:: Data listing ::
------------------------------------------------------------
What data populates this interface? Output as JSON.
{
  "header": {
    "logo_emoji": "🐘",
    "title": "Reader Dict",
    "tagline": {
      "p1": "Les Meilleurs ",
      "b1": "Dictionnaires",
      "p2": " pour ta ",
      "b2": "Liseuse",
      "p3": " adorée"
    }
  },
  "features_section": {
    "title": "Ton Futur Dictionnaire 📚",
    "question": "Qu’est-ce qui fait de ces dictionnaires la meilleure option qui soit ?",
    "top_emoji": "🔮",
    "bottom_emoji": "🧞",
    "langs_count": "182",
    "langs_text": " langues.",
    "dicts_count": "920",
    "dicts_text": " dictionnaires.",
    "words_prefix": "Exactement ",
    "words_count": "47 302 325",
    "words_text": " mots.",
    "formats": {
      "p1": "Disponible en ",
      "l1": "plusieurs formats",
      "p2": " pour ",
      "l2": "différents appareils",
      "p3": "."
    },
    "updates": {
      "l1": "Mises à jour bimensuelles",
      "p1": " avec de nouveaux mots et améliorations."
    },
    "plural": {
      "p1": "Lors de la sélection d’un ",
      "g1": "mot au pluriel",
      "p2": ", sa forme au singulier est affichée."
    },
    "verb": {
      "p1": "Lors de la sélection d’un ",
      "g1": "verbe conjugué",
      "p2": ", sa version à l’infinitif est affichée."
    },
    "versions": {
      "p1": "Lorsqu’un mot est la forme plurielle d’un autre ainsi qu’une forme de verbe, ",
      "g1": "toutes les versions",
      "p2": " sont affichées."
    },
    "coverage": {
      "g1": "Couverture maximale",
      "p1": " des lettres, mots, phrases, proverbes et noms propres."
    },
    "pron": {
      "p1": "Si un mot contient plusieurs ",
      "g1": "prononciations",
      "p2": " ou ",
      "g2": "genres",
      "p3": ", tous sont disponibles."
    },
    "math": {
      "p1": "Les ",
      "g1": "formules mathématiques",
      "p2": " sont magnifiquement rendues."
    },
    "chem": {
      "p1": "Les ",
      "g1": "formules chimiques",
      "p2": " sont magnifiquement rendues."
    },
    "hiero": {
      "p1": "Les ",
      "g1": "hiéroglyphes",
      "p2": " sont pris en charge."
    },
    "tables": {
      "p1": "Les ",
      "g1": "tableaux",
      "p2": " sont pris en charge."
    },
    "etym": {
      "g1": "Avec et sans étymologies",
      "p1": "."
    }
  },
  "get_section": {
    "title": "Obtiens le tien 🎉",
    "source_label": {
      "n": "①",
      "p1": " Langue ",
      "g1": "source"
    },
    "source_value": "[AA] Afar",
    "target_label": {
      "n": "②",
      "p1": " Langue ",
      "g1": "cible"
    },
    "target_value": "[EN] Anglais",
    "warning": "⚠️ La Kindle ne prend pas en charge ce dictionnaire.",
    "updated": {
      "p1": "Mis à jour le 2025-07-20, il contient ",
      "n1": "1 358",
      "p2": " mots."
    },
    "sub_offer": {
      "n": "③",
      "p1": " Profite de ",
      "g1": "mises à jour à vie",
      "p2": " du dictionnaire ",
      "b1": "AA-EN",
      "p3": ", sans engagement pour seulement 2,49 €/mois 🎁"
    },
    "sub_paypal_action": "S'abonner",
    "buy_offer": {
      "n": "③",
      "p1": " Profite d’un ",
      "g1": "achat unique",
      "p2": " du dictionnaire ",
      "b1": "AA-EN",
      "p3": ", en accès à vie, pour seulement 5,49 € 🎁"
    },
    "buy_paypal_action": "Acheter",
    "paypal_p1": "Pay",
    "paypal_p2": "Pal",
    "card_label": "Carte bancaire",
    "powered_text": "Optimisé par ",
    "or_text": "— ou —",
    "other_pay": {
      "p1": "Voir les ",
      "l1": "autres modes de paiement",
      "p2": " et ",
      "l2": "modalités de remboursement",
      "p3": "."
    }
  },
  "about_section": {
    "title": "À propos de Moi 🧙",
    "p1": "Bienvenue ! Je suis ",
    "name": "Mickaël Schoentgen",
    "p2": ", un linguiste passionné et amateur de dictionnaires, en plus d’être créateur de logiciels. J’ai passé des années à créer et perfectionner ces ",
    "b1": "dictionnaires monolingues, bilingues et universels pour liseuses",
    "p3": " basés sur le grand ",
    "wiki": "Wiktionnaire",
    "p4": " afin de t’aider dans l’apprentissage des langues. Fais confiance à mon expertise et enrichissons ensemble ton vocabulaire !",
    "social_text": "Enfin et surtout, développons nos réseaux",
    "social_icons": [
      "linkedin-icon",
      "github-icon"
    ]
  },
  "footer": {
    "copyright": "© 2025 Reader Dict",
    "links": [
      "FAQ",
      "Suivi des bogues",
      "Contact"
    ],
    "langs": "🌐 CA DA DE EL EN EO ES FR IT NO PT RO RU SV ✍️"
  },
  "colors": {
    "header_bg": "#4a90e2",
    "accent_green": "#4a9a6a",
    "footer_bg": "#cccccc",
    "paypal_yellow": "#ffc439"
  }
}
------------------------------------------------------------
:: Exercise description ::
Print the whole listing exactly as it is.

:: Final answer ::
What data populates this interface? Output as JSON.
{
  "header": {
    "logo_emoji": "🐘",
    "title": "Reader Dict",
    "tagline": {
      "p1": "Les Meilleurs ",
      "b1": "Dictionnaires",
      "p2": " pour ta ",
      "b2": "Liseuse",
      "p3": " adorée"
    }
  },
  "features_section": {
    "title": "Ton Futur Dictionnaire 📚",
    "question": "Qu’est-ce qui fait de ces dictionnaires la meilleure option qui soit ?",
    "top_emoji": "🔮",
    "bottom_emoji": "🧞",
    "langs_count": "182",
    "langs_text": " langues.",
    "dicts_count": "920",
    "dicts_text": " dictionnaires.",
    "words_prefix": "Exactement ",
    "words_count": "47 302 325",
    "words_text": " mots.",
    "formats": {
      "p1": "Disponible en ",
      "l1": "plusieurs formats",
      "p2": " pour ",
      "l2": "différents appareils",
      "p3": "."
    },
    "updates": {
      "l1": "Mises à jour bimensuelles",
      "p1": " avec de nouveaux mots et améliorations."
    },
    "plural": {
      "p1": "Lors de la sélection d’un ",
      "g1": "mot au pluriel",
      "p2": ", sa forme au singulier est affichée."
    },
    "verb": {
      "p1": "Lors de la sélection d’un ",
      "g1": "verbe conjugué",
      "p2": ", sa version à l’infinitif est affichée."
    },
    "versions": {
      "p1": "Lorsqu’un mot est la forme plurielle d’un autre ainsi qu’une forme de verbe, ",
      "g1": "toutes les versions",
      "p2": " sont affichées."
    },
    "coverage": {
      "g1": "Couverture maximale",
      "p1": " des lettres, mots, phrases, proverbes et noms propres."
    },
    "pron": {
      "p1": "Si un mot contient plusieurs ",
      "g1": "prononciations",
      "p2": " ou ",
      "g2": "genres",
      "p3": ", tous sont disponibles."
    },
    "math": {
      "p1": "Les ",
      "g1": "formules mathématiques",
      "p2": " sont magnifiquement rendues."
    },
    "chem": {
      "p1": "Les ",
      "g1": "formules chimiques",
      "p2": " sont magnifiquement rendues."
    },
    "hiero": {
      "p1": "Les ",
      "g1": "hiéroglyphes",
      "p2": " sont pris en charge."
    },
    "tables": {
      "p1": "Les ",
      "g1": "tableaux",
      "p2": " sont pris en charge."
    },
    "etym": {
      "g1": "Avec et sans étymologies",
      "p1": "."
    }
  },
  "get_section": {
    "title": "Obtiens le tien 🎉",
    "source_label": {
      "n": "①",
      "p1": " Langue ",
      "g1": "source"
    },
    "source_value": "[AA] Afar",
    "target_label": {
      "n": "②",
      "p1": " Langue ",
      "g1": "cible"
    },
    "target_value": "[EN] Anglais",
    "warning": "⚠️ La Kindle ne prend pas en charge ce dictionnaire.",
    "updated": {
      "p1": "Mis à jour le 2025-07-20, il contient ",
      "n1": "1 358",
      "p2": " mots."
    },
    "sub_offer": {
      "n": "③",
      "p1": " Profite de ",
      "g1": "mises à jour à vie",
      "p2": " du dictionnaire ",
      "b1": "AA-EN",
      "p3": ", sans engagement pour seulement 2,49 €/mois 🎁"
    },
    "sub_paypal_action": "S'abonner",
    "buy_offer": {
      "n": "③",
      "p1": " Profite d’un ",
      "g1": "achat unique",
      "p2": " du dictionnaire ",
      "b1": "AA-EN",
      "p3": ", en accès à vie, pour seulement 5,49 € 🎁"
    },
    "buy_paypal_action": "Acheter",
    "paypal_p1": "Pay",
    "paypal_p2": "Pal",
    "card_label": "Carte bancaire",
    "powered_text": "Optimisé par ",
    "or_text": "— ou —",
    "other_pay": {
      "p1": "Voir les ",
      "l1": "autres modes de paiement",
      "p2": " et ",
      "l2": "modalités de remboursement",
      "p3": "."
    }
  },
  "about_section": {
    "title": "À propos de Moi 🧙",
    "p1": "Bienvenue ! Je suis ",
    "name": "Mickaël Schoentgen",
    "p2": ", un linguiste passionné et amateur de dictionnaires, en plus d’être créateur de logiciels. J’ai passé des années à créer et perfectionner ces ",
    "b1": "dictionnaires monolingues, bilingues et universels pour liseuses",
    "p3": " basés sur le grand ",
    "wiki": "Wiktionnaire",
    "p4": " afin de t’aider dans l’apprentissage des langues. Fais confiance à mon expertise et enrichissons ensemble ton vocabulaire !",
    "social_text": "Enfin et surtout, développons nos réseaux",
    "social_icons": [
      "linkedin-icon",
      "github-icon"
    ]
  },
  "footer": {
    "copyright": "© 2025 Reader Dict",
    "links": [
      "FAQ",
      "Suivi des bogues",
      "Contact"
    ],
    "langs": "🌐 CA DA DE EL EN EO ES FR IT NO PT RO RU SV ✍️"
  },
  "colors": {
    "header_bg": "#4a90e2",
    "accent_green": "#4a9a6a",
    "footer_bg": "#cccccc",
    "paypal_yellow": "#ffc439"
  }
}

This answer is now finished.